_TASK STATEMENT:_
Copy each line holding the string "impegni".

Data entries:
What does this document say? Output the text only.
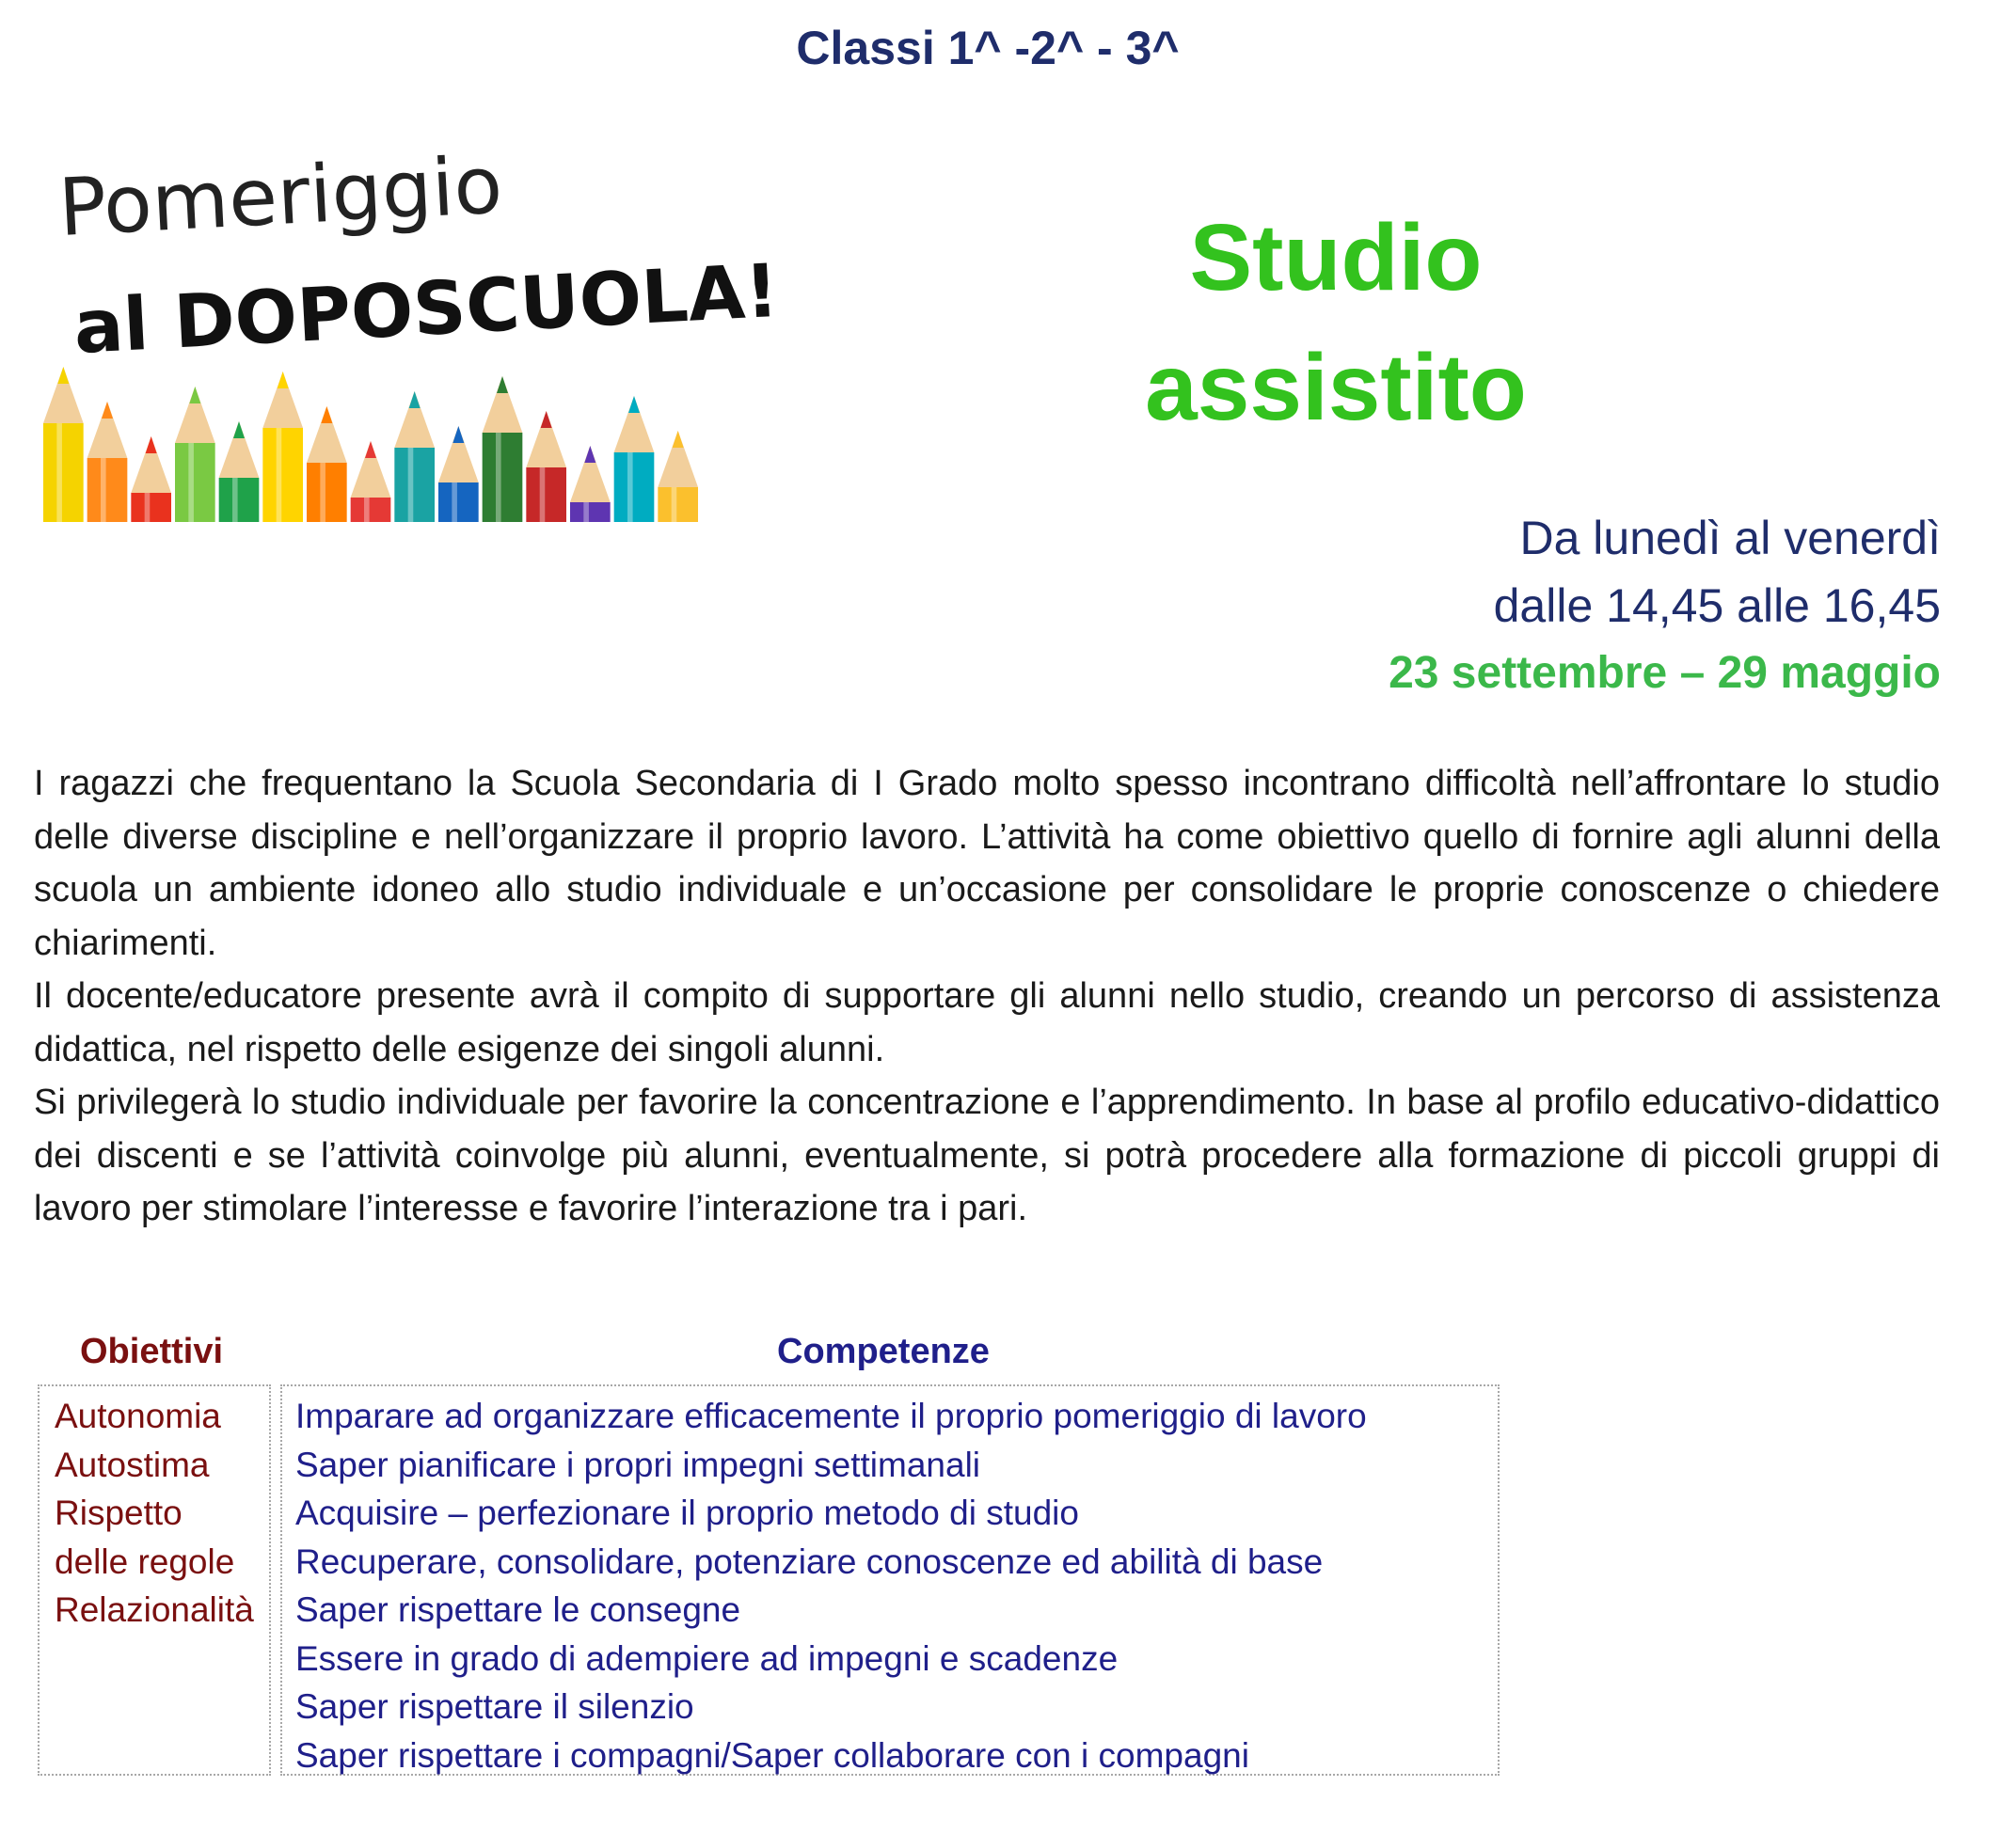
Classi 1^ -2^ - 3^
Pomeriggio
al DOPOSCUOLA!	Studio
assistito
Da lunedì al venerdì
dalle 14,45 alle 16,45
23 settembre – 29 maggio

I ragazzi che frequentano la Scuola Secondaria di I Grado molto spesso incontrano difficoltà nell’affrontare lo studio delle diverse discipline e nell’organizzare il proprio lavoro. L’attività ha come obiettivo quello di fornire agli alunni della scuola un ambiente idoneo allo studio individuale e un’occasione per consolidare le proprie conoscenze o chiedere chiarimenti.

Il docente/educatore presente avrà il compito di supportare gli alunni nello studio, creando un percorso di assistenza didattica, nel rispetto delle esigenze dei singoli alunni.

Si privilegerà lo studio individuale per favorire la concentrazione e l’apprendimento. In base al profilo educativo-didattico dei discenti e se l’attività coinvolge più alunni, eventualmente, si potrà procedere alla formazione di piccoli gruppi di lavoro per stimolare l’interesse e favorire l’interazione tra i pari.

Obiettivi	Competenze
Autonomia
Autostima
Rispetto
delle regole
Relazionalità
Imparare ad organizzare efficacemente il proprio pomeriggio di lavoro
Saper pianificare i propri impegni settimanali
Acquisire – perfezionare il proprio metodo di studio
Recuperare, consolidare, potenziare conoscenze ed abilità di base
Saper rispettare le consegne
Essere in grado di adempiere ad impegni e scadenze
Saper rispettare il silenzio
Saper rispettare i compagni/Saper collaborare con i compagni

_EXERCISE OUTPUT:_
Saper pianificare i propri impegni settimanali
Essere in grado di adempiere ad impegni e scadenze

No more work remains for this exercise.